** start Dataset records **
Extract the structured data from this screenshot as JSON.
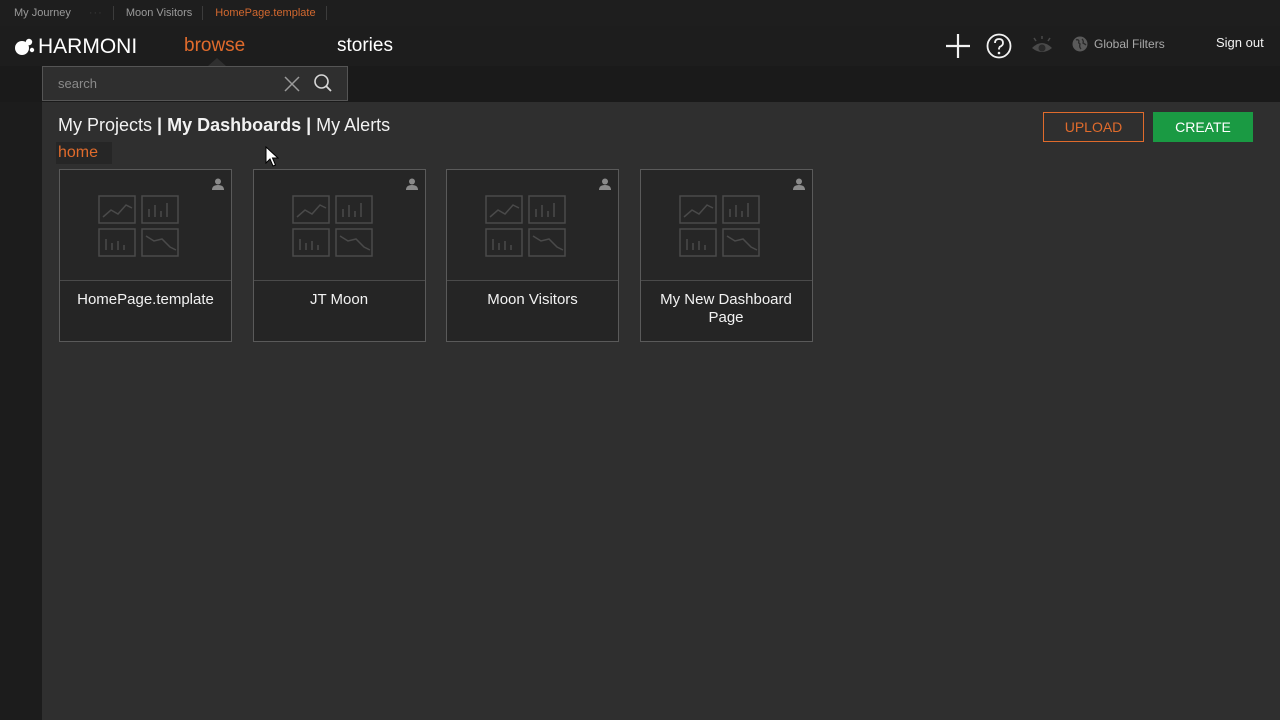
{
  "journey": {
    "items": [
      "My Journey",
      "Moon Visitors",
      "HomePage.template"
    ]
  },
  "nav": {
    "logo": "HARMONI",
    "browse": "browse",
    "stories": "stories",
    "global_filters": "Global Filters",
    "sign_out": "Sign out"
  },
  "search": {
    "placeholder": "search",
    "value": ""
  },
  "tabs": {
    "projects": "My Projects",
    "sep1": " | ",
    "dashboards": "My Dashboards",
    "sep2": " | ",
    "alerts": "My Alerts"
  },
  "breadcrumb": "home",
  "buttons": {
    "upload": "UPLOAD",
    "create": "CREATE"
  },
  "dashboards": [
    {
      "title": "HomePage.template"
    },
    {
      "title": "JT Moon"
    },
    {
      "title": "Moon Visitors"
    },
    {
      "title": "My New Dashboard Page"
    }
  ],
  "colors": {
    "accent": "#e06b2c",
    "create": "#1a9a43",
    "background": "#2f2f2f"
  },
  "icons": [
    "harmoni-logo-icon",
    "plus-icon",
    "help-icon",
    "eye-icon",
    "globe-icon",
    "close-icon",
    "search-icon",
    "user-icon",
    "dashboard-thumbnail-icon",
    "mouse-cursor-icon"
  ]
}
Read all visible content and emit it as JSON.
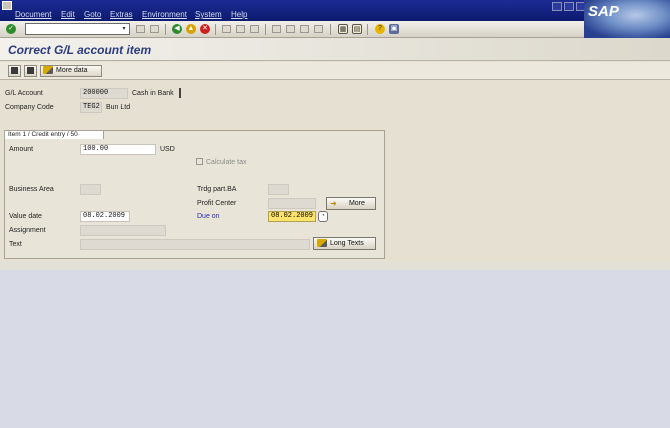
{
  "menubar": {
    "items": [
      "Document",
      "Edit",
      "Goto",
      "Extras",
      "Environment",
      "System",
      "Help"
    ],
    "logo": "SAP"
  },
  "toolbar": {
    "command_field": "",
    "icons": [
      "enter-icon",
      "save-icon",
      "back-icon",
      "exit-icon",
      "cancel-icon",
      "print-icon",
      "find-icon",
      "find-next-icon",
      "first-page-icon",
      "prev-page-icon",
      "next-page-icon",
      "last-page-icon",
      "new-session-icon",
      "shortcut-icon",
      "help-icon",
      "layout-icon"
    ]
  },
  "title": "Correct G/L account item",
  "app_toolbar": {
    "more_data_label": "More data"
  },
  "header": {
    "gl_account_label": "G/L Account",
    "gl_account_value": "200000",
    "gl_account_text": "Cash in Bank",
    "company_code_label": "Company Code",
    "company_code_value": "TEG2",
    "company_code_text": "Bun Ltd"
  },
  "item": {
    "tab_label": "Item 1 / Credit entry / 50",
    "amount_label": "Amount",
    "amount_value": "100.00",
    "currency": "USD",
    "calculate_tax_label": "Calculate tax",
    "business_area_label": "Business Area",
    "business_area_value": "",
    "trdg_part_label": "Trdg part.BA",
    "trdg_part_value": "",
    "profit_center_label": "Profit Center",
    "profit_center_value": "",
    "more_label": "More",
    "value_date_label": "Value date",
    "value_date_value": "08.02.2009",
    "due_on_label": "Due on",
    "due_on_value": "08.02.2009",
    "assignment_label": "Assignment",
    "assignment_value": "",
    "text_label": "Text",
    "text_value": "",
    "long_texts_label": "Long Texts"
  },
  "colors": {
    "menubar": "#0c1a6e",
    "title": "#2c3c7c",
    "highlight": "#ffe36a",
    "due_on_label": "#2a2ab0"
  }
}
** end Dataset records **
> [Requirements]: The records above are to be quoted exactly, with all pictures left out.

> [Written response]:
Extract the structured data from this screenshot as JSON.
{
  "journey": {
    "items": [
      "My Journey",
      "Moon Visitors",
      "HomePage.template"
    ]
  },
  "nav": {
    "logo": "HARMONI",
    "browse": "browse",
    "stories": "stories",
    "global_filters": "Global Filters",
    "sign_out": "Sign out"
  },
  "search": {
    "placeholder": "search",
    "value": ""
  },
  "tabs": {
    "projects": "My Projects",
    "sep1": " | ",
    "dashboards": "My Dashboards",
    "sep2": " | ",
    "alerts": "My Alerts"
  },
  "breadcrumb": "home",
  "buttons": {
    "upload": "UPLOAD",
    "create": "CREATE"
  },
  "dashboards": [
    {
      "title": "HomePage.template"
    },
    {
      "title": "JT Moon"
    },
    {
      "title": "Moon Visitors"
    },
    {
      "title": "My New Dashboard Page"
    }
  ],
  "colors": {
    "accent": "#e06b2c",
    "create": "#1a9a43",
    "background": "#2f2f2f"
  },
  "icons": [
    "harmoni-logo-icon",
    "plus-icon",
    "help-icon",
    "eye-icon",
    "globe-icon",
    "close-icon",
    "search-icon",
    "user-icon",
    "dashboard-thumbnail-icon",
    "mouse-cursor-icon"
  ]
}
Read all visible content and emit it as JSON.
{
  "menubar": {
    "items": [
      "Document",
      "Edit",
      "Goto",
      "Extras",
      "Environment",
      "System",
      "Help"
    ],
    "logo": "SAP"
  },
  "toolbar": {
    "command_field": "",
    "icons": [
      "enter-icon",
      "save-icon",
      "back-icon",
      "exit-icon",
      "cancel-icon",
      "print-icon",
      "find-icon",
      "find-next-icon",
      "first-page-icon",
      "prev-page-icon",
      "next-page-icon",
      "last-page-icon",
      "new-session-icon",
      "shortcut-icon",
      "help-icon",
      "layout-icon"
    ]
  },
  "title": "Correct G/L account item",
  "app_toolbar": {
    "more_data_label": "More data"
  },
  "header": {
    "gl_account_label": "G/L Account",
    "gl_account_value": "200000",
    "gl_account_text": "Cash in Bank",
    "company_code_label": "Company Code",
    "company_code_value": "TEG2",
    "company_code_text": "Bun Ltd"
  },
  "item": {
    "tab_label": "Item 1 / Credit entry / 50",
    "amount_label": "Amount",
    "amount_value": "100.00",
    "currency": "USD",
    "calculate_tax_label": "Calculate tax",
    "business_area_label": "Business Area",
    "business_area_value": "",
    "trdg_part_label": "Trdg part.BA",
    "trdg_part_value": "",
    "profit_center_label": "Profit Center",
    "profit_center_value": "",
    "more_label": "More",
    "value_date_label": "Value date",
    "value_date_value": "08.02.2009",
    "due_on_label": "Due on",
    "due_on_value": "08.02.2009",
    "assignment_label": "Assignment",
    "assignment_value": "",
    "text_label": "Text",
    "text_value": "",
    "long_texts_label": "Long Texts"
  },
  "colors": {
    "menubar": "#0c1a6e",
    "title": "#2c3c7c",
    "highlight": "#ffe36a",
    "due_on_label": "#2a2ab0"
  }
}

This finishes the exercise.